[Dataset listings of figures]
::::
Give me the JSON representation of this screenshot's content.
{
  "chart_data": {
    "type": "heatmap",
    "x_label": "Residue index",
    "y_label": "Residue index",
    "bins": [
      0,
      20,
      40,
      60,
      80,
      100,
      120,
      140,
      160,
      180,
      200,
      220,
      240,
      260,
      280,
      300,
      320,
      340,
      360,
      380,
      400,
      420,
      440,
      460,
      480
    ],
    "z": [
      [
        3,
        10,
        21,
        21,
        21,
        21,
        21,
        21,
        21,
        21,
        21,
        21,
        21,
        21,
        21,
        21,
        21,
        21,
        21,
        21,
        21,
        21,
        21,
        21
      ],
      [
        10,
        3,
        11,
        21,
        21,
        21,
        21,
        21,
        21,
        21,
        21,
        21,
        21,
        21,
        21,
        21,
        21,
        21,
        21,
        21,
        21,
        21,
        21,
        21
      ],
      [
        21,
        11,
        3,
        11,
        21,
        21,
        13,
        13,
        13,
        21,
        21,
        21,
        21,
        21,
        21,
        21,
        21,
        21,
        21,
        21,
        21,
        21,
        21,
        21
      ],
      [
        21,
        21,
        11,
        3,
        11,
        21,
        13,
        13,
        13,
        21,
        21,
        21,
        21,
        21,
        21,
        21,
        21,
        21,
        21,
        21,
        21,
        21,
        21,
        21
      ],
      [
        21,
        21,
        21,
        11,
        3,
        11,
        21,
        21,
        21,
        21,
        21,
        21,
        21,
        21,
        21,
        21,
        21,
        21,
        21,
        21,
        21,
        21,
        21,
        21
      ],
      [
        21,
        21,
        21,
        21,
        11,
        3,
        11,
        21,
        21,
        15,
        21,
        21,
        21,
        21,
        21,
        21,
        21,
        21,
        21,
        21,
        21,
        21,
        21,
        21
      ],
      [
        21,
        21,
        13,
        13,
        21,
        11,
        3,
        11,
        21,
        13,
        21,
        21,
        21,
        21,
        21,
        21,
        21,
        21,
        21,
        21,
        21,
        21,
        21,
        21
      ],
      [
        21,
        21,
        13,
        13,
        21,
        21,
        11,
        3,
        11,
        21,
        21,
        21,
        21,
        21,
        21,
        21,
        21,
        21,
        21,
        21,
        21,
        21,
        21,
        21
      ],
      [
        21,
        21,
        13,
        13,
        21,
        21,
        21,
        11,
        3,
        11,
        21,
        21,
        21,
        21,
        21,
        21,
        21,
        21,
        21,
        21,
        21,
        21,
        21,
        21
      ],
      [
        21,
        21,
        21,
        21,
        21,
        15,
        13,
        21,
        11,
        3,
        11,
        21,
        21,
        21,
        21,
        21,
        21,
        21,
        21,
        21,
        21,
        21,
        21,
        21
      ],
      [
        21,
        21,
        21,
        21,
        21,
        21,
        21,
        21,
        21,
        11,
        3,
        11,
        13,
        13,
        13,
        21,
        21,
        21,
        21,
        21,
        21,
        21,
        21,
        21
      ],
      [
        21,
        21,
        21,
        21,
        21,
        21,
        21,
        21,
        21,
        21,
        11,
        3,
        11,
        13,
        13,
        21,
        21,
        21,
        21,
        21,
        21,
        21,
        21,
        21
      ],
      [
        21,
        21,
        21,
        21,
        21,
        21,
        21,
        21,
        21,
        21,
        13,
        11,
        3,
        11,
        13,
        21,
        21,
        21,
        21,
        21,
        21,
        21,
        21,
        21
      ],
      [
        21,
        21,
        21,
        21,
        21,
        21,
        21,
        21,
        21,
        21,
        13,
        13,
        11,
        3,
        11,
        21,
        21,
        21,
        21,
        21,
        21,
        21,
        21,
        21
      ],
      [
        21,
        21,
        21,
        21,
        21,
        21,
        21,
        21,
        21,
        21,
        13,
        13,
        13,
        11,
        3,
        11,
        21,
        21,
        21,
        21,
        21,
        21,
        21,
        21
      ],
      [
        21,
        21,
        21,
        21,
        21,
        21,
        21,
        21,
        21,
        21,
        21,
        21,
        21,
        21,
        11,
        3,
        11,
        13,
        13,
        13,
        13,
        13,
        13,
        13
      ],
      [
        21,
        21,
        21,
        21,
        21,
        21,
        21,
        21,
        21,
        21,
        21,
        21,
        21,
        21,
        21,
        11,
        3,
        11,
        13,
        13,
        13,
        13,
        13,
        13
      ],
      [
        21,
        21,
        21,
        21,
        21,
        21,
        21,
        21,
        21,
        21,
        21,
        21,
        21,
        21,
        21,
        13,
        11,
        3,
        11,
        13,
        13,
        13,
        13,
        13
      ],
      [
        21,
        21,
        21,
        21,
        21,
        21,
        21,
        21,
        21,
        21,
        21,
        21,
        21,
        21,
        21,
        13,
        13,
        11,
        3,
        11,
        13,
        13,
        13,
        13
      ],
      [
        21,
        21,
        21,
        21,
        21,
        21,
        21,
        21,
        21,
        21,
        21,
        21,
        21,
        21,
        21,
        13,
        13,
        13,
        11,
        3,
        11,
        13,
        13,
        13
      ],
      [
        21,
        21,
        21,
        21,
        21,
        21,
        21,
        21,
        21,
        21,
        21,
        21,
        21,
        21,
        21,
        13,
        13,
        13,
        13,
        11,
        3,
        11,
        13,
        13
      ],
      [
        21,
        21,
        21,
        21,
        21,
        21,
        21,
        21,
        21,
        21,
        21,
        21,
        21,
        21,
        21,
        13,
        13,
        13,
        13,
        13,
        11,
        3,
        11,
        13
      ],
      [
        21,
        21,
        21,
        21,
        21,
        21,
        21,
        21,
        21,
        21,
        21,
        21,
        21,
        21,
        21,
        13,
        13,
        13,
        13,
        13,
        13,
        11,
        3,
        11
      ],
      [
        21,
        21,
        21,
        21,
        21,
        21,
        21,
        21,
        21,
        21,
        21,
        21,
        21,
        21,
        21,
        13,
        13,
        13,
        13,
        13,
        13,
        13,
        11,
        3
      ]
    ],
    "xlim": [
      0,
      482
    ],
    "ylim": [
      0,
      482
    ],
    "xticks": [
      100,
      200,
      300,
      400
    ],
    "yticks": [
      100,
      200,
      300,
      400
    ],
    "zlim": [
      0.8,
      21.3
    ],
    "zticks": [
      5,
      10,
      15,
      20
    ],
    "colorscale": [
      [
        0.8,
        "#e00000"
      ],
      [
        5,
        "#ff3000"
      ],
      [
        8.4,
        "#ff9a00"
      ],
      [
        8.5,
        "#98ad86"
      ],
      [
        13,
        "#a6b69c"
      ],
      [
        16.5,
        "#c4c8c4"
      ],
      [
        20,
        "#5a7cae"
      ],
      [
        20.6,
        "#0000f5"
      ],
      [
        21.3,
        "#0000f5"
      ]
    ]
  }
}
::::
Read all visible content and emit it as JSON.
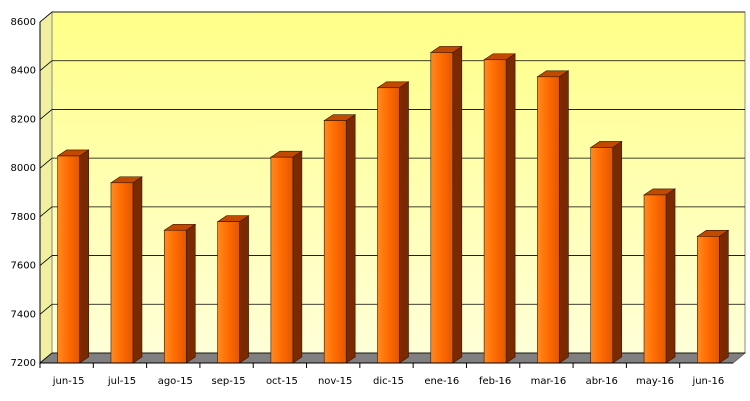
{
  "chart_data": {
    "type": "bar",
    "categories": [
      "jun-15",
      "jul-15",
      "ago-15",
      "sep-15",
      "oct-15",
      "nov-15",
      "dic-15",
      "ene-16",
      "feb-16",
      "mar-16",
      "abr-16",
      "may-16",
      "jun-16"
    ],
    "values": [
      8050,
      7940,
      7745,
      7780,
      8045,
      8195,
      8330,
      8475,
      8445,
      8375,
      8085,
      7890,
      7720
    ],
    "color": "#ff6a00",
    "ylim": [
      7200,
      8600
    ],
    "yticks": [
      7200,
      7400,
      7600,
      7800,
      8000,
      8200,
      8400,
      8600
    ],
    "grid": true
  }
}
::::
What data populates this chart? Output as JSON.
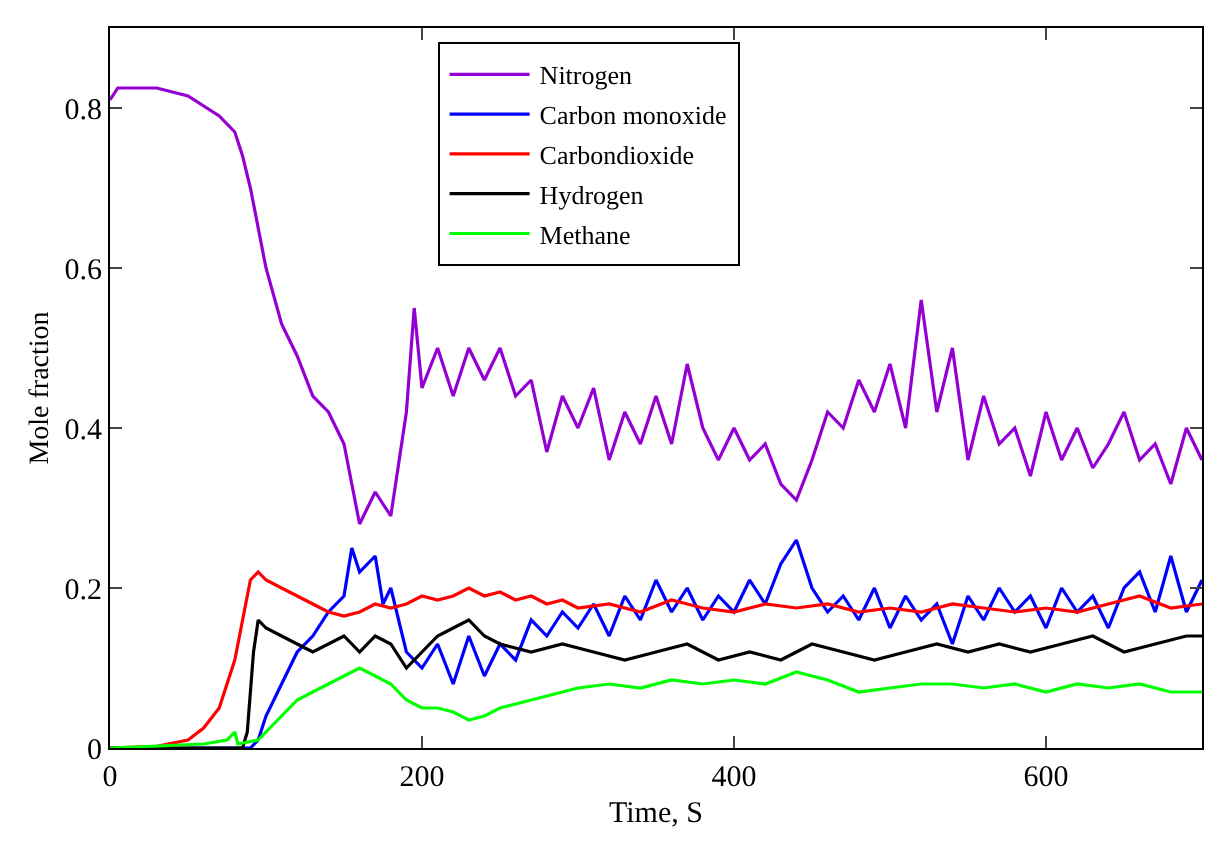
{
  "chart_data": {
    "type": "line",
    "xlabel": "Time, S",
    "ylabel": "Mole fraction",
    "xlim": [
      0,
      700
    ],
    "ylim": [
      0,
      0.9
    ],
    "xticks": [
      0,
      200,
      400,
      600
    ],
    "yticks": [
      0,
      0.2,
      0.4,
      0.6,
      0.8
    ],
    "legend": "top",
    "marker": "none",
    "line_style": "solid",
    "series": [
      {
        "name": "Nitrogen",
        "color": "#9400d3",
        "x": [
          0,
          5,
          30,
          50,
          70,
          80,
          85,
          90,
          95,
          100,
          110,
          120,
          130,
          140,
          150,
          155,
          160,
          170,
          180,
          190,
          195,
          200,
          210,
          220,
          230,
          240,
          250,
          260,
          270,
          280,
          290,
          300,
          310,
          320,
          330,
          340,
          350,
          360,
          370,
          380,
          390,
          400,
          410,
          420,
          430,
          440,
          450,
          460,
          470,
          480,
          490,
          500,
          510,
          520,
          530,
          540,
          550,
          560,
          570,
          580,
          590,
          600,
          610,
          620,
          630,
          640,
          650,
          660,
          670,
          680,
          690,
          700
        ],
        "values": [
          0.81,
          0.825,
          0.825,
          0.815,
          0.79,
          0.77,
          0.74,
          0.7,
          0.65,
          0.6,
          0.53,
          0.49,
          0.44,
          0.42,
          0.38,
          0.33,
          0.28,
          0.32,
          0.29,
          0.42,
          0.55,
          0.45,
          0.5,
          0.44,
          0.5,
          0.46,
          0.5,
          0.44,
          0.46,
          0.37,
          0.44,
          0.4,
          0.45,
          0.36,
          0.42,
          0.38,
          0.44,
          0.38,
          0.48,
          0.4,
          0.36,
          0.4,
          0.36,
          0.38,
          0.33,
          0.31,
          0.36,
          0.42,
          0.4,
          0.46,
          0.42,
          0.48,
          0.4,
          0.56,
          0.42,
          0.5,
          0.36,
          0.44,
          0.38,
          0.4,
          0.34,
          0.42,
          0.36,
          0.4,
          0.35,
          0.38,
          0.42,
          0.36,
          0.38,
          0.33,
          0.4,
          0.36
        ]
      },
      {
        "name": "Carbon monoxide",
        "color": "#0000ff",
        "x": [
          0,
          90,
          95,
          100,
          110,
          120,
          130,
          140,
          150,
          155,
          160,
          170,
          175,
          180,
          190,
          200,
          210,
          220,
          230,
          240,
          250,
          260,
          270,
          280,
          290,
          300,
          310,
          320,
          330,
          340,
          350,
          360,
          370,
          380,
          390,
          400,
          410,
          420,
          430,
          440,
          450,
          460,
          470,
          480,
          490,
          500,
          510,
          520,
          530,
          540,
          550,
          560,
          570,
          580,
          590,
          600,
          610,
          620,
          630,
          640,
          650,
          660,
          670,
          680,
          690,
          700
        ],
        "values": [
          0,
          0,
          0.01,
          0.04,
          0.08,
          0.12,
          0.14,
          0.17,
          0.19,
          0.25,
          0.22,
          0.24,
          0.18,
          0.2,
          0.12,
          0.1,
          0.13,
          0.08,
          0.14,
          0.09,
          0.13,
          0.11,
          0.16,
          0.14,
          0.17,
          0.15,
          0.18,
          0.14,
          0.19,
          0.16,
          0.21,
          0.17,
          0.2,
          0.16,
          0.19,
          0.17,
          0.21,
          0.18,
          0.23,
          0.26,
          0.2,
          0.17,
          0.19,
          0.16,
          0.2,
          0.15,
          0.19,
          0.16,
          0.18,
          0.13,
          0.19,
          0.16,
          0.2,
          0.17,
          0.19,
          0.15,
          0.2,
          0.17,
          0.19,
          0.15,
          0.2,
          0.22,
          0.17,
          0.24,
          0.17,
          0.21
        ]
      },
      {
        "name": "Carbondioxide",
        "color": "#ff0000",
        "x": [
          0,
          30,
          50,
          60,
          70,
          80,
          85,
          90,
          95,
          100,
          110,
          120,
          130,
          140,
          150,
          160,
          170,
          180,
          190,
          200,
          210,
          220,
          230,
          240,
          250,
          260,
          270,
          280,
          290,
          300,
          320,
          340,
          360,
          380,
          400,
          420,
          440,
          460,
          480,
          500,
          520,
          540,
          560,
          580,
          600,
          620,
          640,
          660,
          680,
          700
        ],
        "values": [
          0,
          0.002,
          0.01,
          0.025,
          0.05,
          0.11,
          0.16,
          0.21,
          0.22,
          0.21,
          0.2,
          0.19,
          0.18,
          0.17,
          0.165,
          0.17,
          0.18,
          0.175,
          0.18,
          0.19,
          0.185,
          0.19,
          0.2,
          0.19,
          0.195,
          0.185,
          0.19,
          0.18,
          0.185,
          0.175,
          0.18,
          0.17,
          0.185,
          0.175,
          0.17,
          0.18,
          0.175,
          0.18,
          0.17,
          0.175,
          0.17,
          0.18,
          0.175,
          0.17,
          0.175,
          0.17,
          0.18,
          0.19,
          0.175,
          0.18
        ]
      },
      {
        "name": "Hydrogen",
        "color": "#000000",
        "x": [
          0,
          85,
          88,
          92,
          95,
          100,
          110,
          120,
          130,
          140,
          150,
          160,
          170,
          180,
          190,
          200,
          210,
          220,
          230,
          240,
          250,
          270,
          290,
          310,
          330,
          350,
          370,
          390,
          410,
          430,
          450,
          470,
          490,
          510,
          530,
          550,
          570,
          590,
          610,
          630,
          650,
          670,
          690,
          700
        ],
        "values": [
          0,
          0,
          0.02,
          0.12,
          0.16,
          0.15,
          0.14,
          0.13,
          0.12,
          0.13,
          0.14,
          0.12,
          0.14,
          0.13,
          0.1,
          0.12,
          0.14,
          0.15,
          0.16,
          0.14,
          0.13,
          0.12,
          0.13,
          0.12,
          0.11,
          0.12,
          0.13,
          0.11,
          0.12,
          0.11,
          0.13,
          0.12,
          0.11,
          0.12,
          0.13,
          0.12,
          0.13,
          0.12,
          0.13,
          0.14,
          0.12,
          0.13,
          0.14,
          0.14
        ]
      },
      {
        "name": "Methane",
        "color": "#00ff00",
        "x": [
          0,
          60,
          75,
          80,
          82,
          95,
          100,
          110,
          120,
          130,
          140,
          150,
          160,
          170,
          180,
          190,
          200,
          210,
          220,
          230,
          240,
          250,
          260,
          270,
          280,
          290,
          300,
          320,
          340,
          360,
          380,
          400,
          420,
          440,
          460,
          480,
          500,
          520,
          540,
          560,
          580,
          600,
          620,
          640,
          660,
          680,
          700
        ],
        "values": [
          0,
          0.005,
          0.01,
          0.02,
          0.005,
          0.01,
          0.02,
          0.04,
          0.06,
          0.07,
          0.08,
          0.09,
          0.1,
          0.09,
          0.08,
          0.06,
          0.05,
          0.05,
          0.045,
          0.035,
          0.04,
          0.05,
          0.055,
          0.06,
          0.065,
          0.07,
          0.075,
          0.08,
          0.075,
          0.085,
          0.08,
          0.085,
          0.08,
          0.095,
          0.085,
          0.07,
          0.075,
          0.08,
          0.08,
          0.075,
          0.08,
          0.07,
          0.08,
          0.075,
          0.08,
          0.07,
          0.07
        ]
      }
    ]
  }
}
::::
**GOAL**: Go over the records above line by line and count those holding the word "this". Reply only with the number.

**WORKED SOLUTION**: 2